If an entry below holds a picture, leave the picture out and print the rest exactly.
━━━━━ Data to process ━━━━━
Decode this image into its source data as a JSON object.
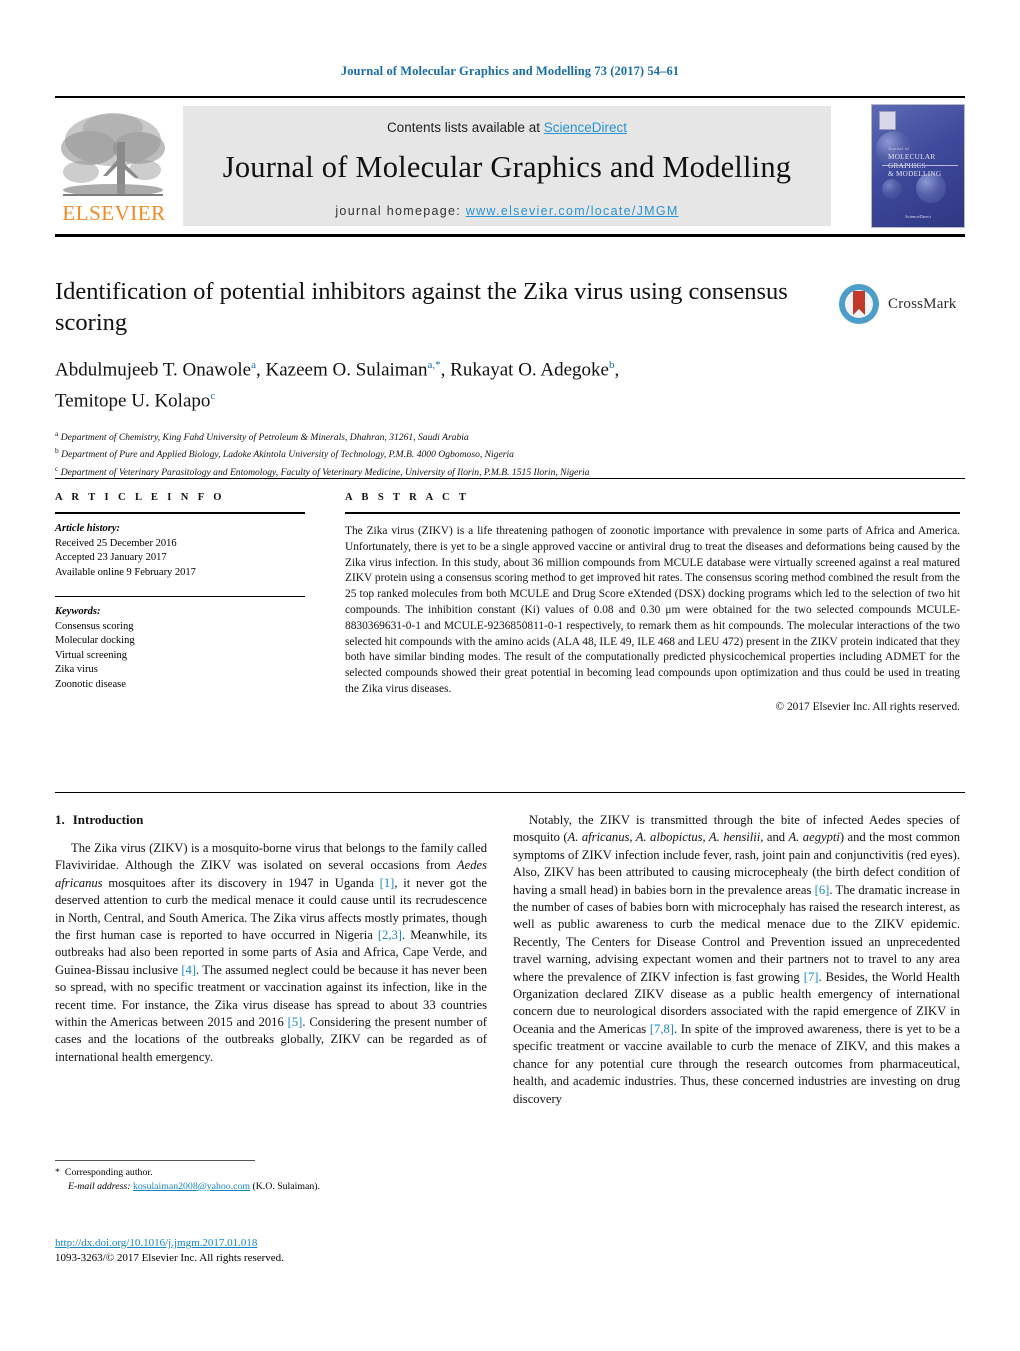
{
  "running_head": "Journal of Molecular Graphics and Modelling 73 (2017) 54–61",
  "masthead": {
    "contents_prefix": "Contents lists available at ",
    "contents_link": "ScienceDirect",
    "journal_name": "Journal of Molecular Graphics and Modelling",
    "homepage_prefix": "journal homepage: ",
    "homepage_url": "www.elsevier.com/locate/JMGM",
    "publisher_logo_text": "ELSEVIER",
    "cover": {
      "title_line1": "MOLECULAR GRAPHICS",
      "title_line2": "& MODELLING",
      "eyebrow": "Journal of",
      "footer": "ScienceDirect"
    }
  },
  "crossmark": {
    "label": "CrossMark",
    "icon": "crossmark-icon"
  },
  "article": {
    "title": "Identification of potential inhibitors against the Zika virus using consensus scoring",
    "authors": [
      {
        "name": "Abdulmujeeb T. Onawole",
        "marks": "a"
      },
      {
        "name": "Kazeem O. Sulaiman",
        "marks": "a,*"
      },
      {
        "name": "Rukayat O. Adegoke",
        "marks": "b"
      },
      {
        "name": "Temitope U. Kolapo",
        "marks": "c"
      }
    ],
    "affiliations": [
      {
        "mark": "a",
        "text": "Department of Chemistry, King Fahd University of Petroleum & Minerals, Dhahran, 31261, Saudi Arabia"
      },
      {
        "mark": "b",
        "text": "Department of Pure and Applied Biology, Ladoke Akintola University of Technology, P.M.B. 4000 Ogbomoso, Nigeria"
      },
      {
        "mark": "c",
        "text": "Department of Veterinary Parasitology and Entomology, Faculty of Veterinary Medicine, University of Ilorin, P.M.B. 1515 Ilorin, Nigeria"
      }
    ]
  },
  "article_info": {
    "heading": "A R T I C L E   I N F O",
    "history_label": "Article history:",
    "history": [
      "Received 25 December 2016",
      "Accepted 23 January 2017",
      "Available online 9 February 2017"
    ],
    "keywords_label": "Keywords:",
    "keywords": [
      "Consensus scoring",
      "Molecular docking",
      "Virtual screening",
      "Zika virus",
      "Zoonotic disease"
    ]
  },
  "abstract": {
    "heading": "A B S T R A C T",
    "text": "The Zika virus (ZIKV) is a life threatening pathogen of zoonotic importance with prevalence in some parts of Africa and America. Unfortunately, there is yet to be a single approved vaccine or antiviral drug to treat the diseases and deformations being caused by the Zika virus infection. In this study, about 36 million compounds from MCULE database were virtually screened against a real matured ZIKV protein using a consensus scoring method to get improved hit rates. The consensus scoring method combined the result from the 25 top ranked molecules from both MCULE and Drug Score eXtended (DSX) docking programs which led to the selection of two hit compounds. The inhibition constant (Ki) values of 0.08 and 0.30 μm were obtained for the two selected compounds MCULE-8830369631-0-1 and MCULE-9236850811-0-1 respectively, to remark them as hit compounds. The molecular interactions of the two selected hit compounds with the amino acids (ALA 48, ILE 49, ILE 468 and LEU 472) present in the ZIKV protein indicated that they both have similar binding modes. The result of the computationally predicted physicochemical properties including ADMET for the selected compounds showed their great potential in becoming lead compounds upon optimization and thus could be used in treating the Zika virus diseases.",
    "copyright": "© 2017 Elsevier Inc. All rights reserved."
  },
  "body": {
    "section_number": "1.",
    "section_title": "Introduction",
    "left_paragraph_html": "The Zika virus (ZIKV) is a mosquito-borne virus that belongs to the family called Flaviviridae. Although the ZIKV was isolated on several occasions from <span class=\"it\">Aedes africanus</span> mosquitoes after its discovery in 1947 in Uganda <span class=\"ref\">[1]</span>, it never got the deserved attention to curb the medical menace it could cause until its recrudescence in North, Central, and South America. The Zika virus affects mostly primates, though the first human case is reported to have occurred in Nigeria <span class=\"ref\">[2,3]</span>. Meanwhile, its outbreaks had also been reported in some parts of Asia and Africa, Cape Verde, and Guinea-Bissau inclusive <span class=\"ref\">[4]</span>. The assumed neglect could be because it has never been so spread, with no specific treatment or vaccination against its infection, like in the recent time. For instance, the Zika virus disease has spread to about 33 countries within the Americas between 2015 and 2016 <span class=\"ref\">[5]</span>. Considering the present number of cases and the locations of the outbreaks globally, ZIKV can be regarded as of international health emergency.",
    "right_paragraph_html": "Notably, the ZIKV is transmitted through the bite of infected Aedes species of mosquito (<span class=\"it\">A. africanus, A. albopictus, A. hensilii,</span> and <span class=\"it\">A. aegypti</span>) and the most common symptoms of ZIKV infection include fever, rash, joint pain and conjunctivitis (red eyes). Also, ZIKV has been attributed to causing microcephealy (the birth defect condition of having a small head) in babies born in the prevalence areas <span class=\"ref\">[6]</span>. The dramatic increase in the number of cases of babies born with microcephaly has raised the research interest, as well as public awareness to curb the medical menace due to the ZIKV epidemic. Recently, The Centers for Disease Control and Prevention issued an unprecedented travel warning, advising expectant women and their partners not to travel to any area where the prevalence of ZIKV infection is fast growing <span class=\"ref\">[7]</span>. Besides, the World Health Organization declared ZIKV disease as a public health emergency of international concern due to neurological disorders associated with the rapid emergence of ZIKV in Oceania and the Americas <span class=\"ref\">[7,8]</span>. In spite of the improved awareness, there is yet to be a specific treatment or vaccine available to curb the menace of ZIKV, and this makes a chance for any potential cure through the research outcomes from pharmaceutical, health, and academic industries. Thus, these concerned industries are investing on drug discovery"
  },
  "footer": {
    "corresponding_star": "*",
    "corresponding_label": "Corresponding author.",
    "email_label": "E-mail address:",
    "email": "kosulaiman2008@yahoo.com",
    "email_owner": "(K.O. Sulaiman).",
    "doi": "http://dx.doi.org/10.1016/j.jmgm.2017.01.018",
    "issn_line": "1093-3263/© 2017 Elsevier Inc. All rights reserved."
  },
  "colors": {
    "link": "#1a85c4",
    "running_head": "#1a6ca8",
    "sciencedirect": "#2a93d4",
    "elsevier_orange": "#f08a24",
    "crossmark_blue": "#4a9ec9",
    "crossmark_red": "#c0392b"
  }
}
━━━━━
Response to the exercise:
Decode this image into its source data as a JSON object.
{
  "running_head": "Journal of Molecular Graphics and Modelling 73 (2017) 54–61",
  "masthead": {
    "contents_prefix": "Contents lists available at ",
    "contents_link": "ScienceDirect",
    "journal_name": "Journal of Molecular Graphics and Modelling",
    "homepage_prefix": "journal homepage: ",
    "homepage_url": "www.elsevier.com/locate/JMGM",
    "publisher_logo_text": "ELSEVIER",
    "cover": {
      "title_line1": "MOLECULAR GRAPHICS",
      "title_line2": "& MODELLING",
      "eyebrow": "Journal of",
      "footer": "ScienceDirect"
    }
  },
  "crossmark": {
    "label": "CrossMark",
    "icon": "crossmark-icon"
  },
  "article": {
    "title": "Identification of potential inhibitors against the Zika virus using consensus scoring",
    "authors": [
      {
        "name": "Abdulmujeeb T. Onawole",
        "marks": "a"
      },
      {
        "name": "Kazeem O. Sulaiman",
        "marks": "a,*"
      },
      {
        "name": "Rukayat O. Adegoke",
        "marks": "b"
      },
      {
        "name": "Temitope U. Kolapo",
        "marks": "c"
      }
    ],
    "affiliations": [
      {
        "mark": "a",
        "text": "Department of Chemistry, King Fahd University of Petroleum & Minerals, Dhahran, 31261, Saudi Arabia"
      },
      {
        "mark": "b",
        "text": "Department of Pure and Applied Biology, Ladoke Akintola University of Technology, P.M.B. 4000 Ogbomoso, Nigeria"
      },
      {
        "mark": "c",
        "text": "Department of Veterinary Parasitology and Entomology, Faculty of Veterinary Medicine, University of Ilorin, P.M.B. 1515 Ilorin, Nigeria"
      }
    ]
  },
  "article_info": {
    "heading": "A R T I C L E   I N F O",
    "history_label": "Article history:",
    "history": [
      "Received 25 December 2016",
      "Accepted 23 January 2017",
      "Available online 9 February 2017"
    ],
    "keywords_label": "Keywords:",
    "keywords": [
      "Consensus scoring",
      "Molecular docking",
      "Virtual screening",
      "Zika virus",
      "Zoonotic disease"
    ]
  },
  "abstract": {
    "heading": "A B S T R A C T",
    "text": "The Zika virus (ZIKV) is a life threatening pathogen of zoonotic importance with prevalence in some parts of Africa and America. Unfortunately, there is yet to be a single approved vaccine or antiviral drug to treat the diseases and deformations being caused by the Zika virus infection. In this study, about 36 million compounds from MCULE database were virtually screened against a real matured ZIKV protein using a consensus scoring method to get improved hit rates. The consensus scoring method combined the result from the 25 top ranked molecules from both MCULE and Drug Score eXtended (DSX) docking programs which led to the selection of two hit compounds. The inhibition constant (Ki) values of 0.08 and 0.30 μm were obtained for the two selected compounds MCULE-8830369631-0-1 and MCULE-9236850811-0-1 respectively, to remark them as hit compounds. The molecular interactions of the two selected hit compounds with the amino acids (ALA 48, ILE 49, ILE 468 and LEU 472) present in the ZIKV protein indicated that they both have similar binding modes. The result of the computationally predicted physicochemical properties including ADMET for the selected compounds showed their great potential in becoming lead compounds upon optimization and thus could be used in treating the Zika virus diseases.",
    "copyright": "© 2017 Elsevier Inc. All rights reserved."
  },
  "body": {
    "section_number": "1.",
    "section_title": "Introduction",
    "left_paragraph_html": "The Zika virus (ZIKV) is a mosquito-borne virus that belongs to the family called Flaviviridae. Although the ZIKV was isolated on several occasions from <span class=\"it\">Aedes africanus</span> mosquitoes after its discovery in 1947 in Uganda <span class=\"ref\">[1]</span>, it never got the deserved attention to curb the medical menace it could cause until its recrudescence in North, Central, and South America. The Zika virus affects mostly primates, though the first human case is reported to have occurred in Nigeria <span class=\"ref\">[2,3]</span>. Meanwhile, its outbreaks had also been reported in some parts of Asia and Africa, Cape Verde, and Guinea-Bissau inclusive <span class=\"ref\">[4]</span>. The assumed neglect could be because it has never been so spread, with no specific treatment or vaccination against its infection, like in the recent time. For instance, the Zika virus disease has spread to about 33 countries within the Americas between 2015 and 2016 <span class=\"ref\">[5]</span>. Considering the present number of cases and the locations of the outbreaks globally, ZIKV can be regarded as of international health emergency.",
    "right_paragraph_html": "Notably, the ZIKV is transmitted through the bite of infected Aedes species of mosquito (<span class=\"it\">A. africanus, A. albopictus, A. hensilii,</span> and <span class=\"it\">A. aegypti</span>) and the most common symptoms of ZIKV infection include fever, rash, joint pain and conjunctivitis (red eyes). Also, ZIKV has been attributed to causing microcephealy (the birth defect condition of having a small head) in babies born in the prevalence areas <span class=\"ref\">[6]</span>. The dramatic increase in the number of cases of babies born with microcephaly has raised the research interest, as well as public awareness to curb the medical menace due to the ZIKV epidemic. Recently, The Centers for Disease Control and Prevention issued an unprecedented travel warning, advising expectant women and their partners not to travel to any area where the prevalence of ZIKV infection is fast growing <span class=\"ref\">[7]</span>. Besides, the World Health Organization declared ZIKV disease as a public health emergency of international concern due to neurological disorders associated with the rapid emergence of ZIKV in Oceania and the Americas <span class=\"ref\">[7,8]</span>. In spite of the improved awareness, there is yet to be a specific treatment or vaccine available to curb the menace of ZIKV, and this makes a chance for any potential cure through the research outcomes from pharmaceutical, health, and academic industries. Thus, these concerned industries are investing on drug discovery"
  },
  "footer": {
    "corresponding_star": "*",
    "corresponding_label": "Corresponding author.",
    "email_label": "E-mail address:",
    "email": "kosulaiman2008@yahoo.com",
    "email_owner": "(K.O. Sulaiman).",
    "doi": "http://dx.doi.org/10.1016/j.jmgm.2017.01.018",
    "issn_line": "1093-3263/© 2017 Elsevier Inc. All rights reserved."
  },
  "colors": {
    "link": "#1a85c4",
    "running_head": "#1a6ca8",
    "sciencedirect": "#2a93d4",
    "elsevier_orange": "#f08a24",
    "crossmark_blue": "#4a9ec9",
    "crossmark_red": "#c0392b"
  }
}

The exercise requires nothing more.